Copy out the rows below, starting with the one that contains "x-tick-day: 31 <box>685 723 709 745</box>" and ending with the one that contains "value-label: 126 % <box>225 24 311 53</box>", both included.

■ Data extract
◆ ◆ ◆ ◆

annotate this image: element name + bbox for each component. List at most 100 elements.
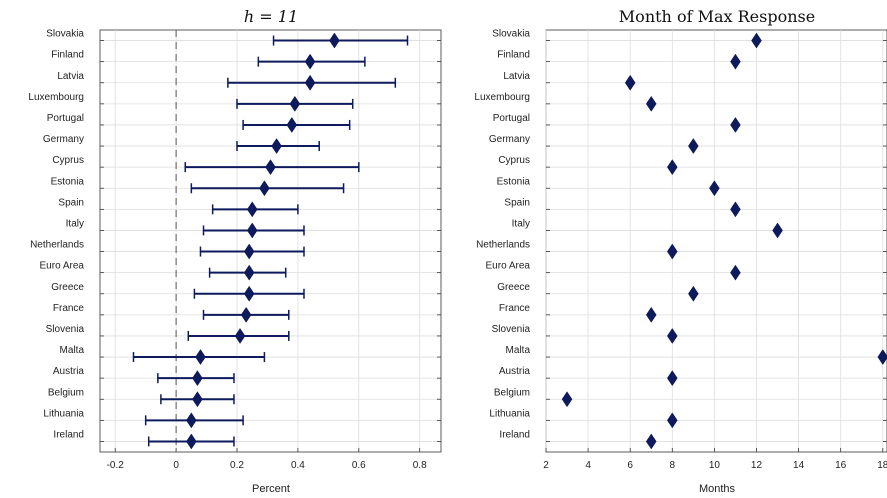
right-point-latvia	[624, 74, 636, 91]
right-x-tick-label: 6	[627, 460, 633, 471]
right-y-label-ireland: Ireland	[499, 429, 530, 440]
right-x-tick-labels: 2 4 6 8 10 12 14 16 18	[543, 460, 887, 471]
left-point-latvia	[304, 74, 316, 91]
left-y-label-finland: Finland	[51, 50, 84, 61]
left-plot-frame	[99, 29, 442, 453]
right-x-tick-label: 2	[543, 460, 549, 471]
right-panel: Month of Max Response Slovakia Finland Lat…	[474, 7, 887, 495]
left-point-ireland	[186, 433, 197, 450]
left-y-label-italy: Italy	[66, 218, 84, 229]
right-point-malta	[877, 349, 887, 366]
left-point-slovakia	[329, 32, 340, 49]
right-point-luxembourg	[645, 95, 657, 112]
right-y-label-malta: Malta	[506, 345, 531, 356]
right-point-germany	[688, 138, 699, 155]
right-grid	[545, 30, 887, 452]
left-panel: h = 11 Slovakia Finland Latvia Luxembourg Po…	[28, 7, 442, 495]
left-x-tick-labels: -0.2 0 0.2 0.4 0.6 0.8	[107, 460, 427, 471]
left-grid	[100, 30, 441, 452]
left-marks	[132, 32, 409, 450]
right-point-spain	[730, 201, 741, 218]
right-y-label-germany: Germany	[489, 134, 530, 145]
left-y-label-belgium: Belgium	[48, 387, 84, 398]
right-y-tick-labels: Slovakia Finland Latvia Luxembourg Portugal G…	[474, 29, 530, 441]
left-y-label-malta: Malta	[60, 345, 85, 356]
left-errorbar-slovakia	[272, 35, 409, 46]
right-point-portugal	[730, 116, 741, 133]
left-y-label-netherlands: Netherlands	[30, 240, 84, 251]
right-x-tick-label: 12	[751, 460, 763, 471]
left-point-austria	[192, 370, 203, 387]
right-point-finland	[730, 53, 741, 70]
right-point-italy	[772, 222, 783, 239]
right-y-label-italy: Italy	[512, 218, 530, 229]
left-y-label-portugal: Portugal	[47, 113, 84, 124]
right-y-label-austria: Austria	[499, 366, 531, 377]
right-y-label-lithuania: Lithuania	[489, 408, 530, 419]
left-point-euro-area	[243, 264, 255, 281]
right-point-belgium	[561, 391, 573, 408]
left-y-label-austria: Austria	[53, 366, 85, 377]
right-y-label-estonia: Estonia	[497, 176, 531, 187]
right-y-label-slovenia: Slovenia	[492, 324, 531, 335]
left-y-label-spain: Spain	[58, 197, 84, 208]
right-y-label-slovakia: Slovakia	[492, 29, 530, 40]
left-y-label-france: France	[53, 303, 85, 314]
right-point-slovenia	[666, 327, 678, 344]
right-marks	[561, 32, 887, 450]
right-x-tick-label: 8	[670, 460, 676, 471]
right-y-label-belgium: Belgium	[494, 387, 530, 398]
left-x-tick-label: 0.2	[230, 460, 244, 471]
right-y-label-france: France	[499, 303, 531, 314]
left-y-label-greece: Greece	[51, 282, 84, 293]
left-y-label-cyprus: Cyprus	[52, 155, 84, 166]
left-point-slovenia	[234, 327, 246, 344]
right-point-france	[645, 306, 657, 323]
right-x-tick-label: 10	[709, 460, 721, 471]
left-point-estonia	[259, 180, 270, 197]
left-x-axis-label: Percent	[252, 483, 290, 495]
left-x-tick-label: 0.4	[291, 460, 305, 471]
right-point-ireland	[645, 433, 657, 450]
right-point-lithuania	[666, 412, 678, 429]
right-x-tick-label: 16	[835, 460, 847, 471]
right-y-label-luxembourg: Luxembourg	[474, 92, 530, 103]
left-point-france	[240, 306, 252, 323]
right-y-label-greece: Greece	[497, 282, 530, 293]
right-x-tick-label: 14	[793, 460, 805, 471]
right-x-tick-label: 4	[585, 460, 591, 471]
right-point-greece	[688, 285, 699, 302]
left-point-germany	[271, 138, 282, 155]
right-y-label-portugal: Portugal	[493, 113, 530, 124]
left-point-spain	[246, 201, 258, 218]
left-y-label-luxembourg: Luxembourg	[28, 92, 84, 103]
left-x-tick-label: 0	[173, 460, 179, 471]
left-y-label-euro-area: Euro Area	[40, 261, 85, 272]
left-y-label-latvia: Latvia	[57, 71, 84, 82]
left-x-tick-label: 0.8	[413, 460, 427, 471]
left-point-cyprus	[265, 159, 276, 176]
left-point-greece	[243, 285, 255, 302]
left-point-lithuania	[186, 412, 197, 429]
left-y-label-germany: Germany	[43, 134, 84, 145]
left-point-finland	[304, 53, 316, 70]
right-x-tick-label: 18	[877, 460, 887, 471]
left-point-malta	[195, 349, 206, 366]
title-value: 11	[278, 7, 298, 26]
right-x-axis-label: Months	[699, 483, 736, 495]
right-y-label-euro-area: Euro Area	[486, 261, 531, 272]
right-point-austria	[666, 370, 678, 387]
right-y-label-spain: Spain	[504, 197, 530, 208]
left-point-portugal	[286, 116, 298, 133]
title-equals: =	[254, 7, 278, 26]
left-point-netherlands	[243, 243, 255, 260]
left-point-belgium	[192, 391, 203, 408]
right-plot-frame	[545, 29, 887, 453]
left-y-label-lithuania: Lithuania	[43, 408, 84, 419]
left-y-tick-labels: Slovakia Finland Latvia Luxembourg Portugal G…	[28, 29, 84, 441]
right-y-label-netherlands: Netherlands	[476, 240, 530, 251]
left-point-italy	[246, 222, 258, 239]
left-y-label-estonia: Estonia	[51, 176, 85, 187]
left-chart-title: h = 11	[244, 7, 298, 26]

◆ ◆ ◆ ◆

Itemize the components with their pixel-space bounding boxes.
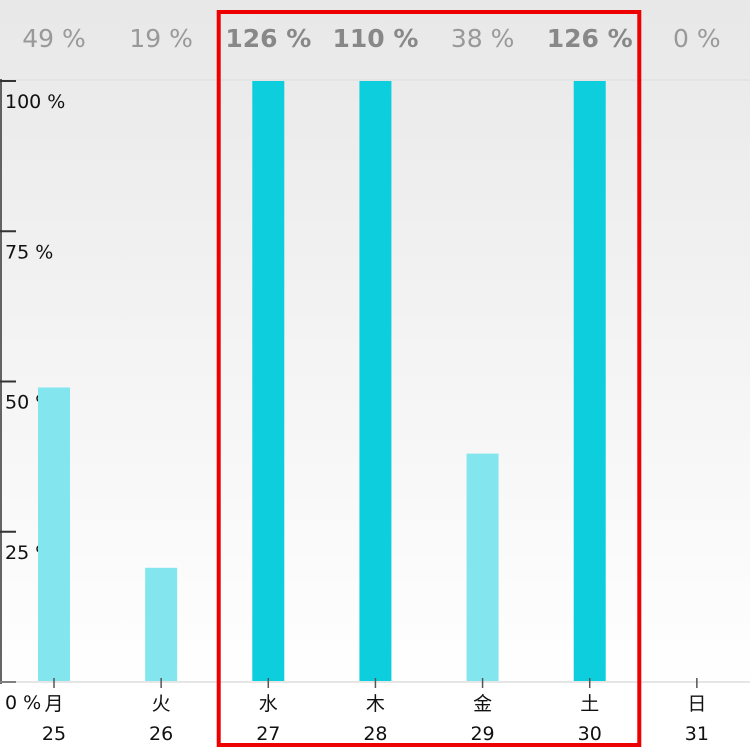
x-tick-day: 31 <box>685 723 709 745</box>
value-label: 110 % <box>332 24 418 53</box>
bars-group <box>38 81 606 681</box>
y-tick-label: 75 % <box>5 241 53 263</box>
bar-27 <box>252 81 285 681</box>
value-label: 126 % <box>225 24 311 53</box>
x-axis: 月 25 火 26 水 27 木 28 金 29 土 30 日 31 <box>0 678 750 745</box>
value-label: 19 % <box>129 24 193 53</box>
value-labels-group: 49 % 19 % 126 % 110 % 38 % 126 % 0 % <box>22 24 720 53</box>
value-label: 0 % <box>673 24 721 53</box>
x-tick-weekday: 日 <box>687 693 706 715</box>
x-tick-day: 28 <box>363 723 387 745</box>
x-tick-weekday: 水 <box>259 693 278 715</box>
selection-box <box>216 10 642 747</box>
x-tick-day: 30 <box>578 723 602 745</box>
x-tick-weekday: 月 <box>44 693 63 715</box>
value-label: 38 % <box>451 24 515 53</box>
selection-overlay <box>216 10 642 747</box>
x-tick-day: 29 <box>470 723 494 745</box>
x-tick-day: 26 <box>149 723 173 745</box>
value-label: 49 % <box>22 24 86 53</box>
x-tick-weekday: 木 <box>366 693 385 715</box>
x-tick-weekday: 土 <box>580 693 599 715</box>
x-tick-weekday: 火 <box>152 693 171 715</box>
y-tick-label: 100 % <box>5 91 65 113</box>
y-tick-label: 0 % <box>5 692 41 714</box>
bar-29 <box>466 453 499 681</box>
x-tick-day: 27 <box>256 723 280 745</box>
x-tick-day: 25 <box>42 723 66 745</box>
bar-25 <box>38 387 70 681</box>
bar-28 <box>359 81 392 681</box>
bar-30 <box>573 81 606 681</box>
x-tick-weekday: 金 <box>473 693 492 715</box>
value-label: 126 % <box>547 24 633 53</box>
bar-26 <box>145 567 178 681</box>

◆ ◆ ◆ ◆

■ Exercise result
x-tick-day: 31 <box>685 723 709 745</box>
value-label: 110 % <box>332 24 418 53</box>
bars-group <box>38 81 606 681</box>
y-tick-label: 75 % <box>5 241 53 263</box>
bar-27 <box>252 81 285 681</box>
value-label: 126 % <box>225 24 311 53</box>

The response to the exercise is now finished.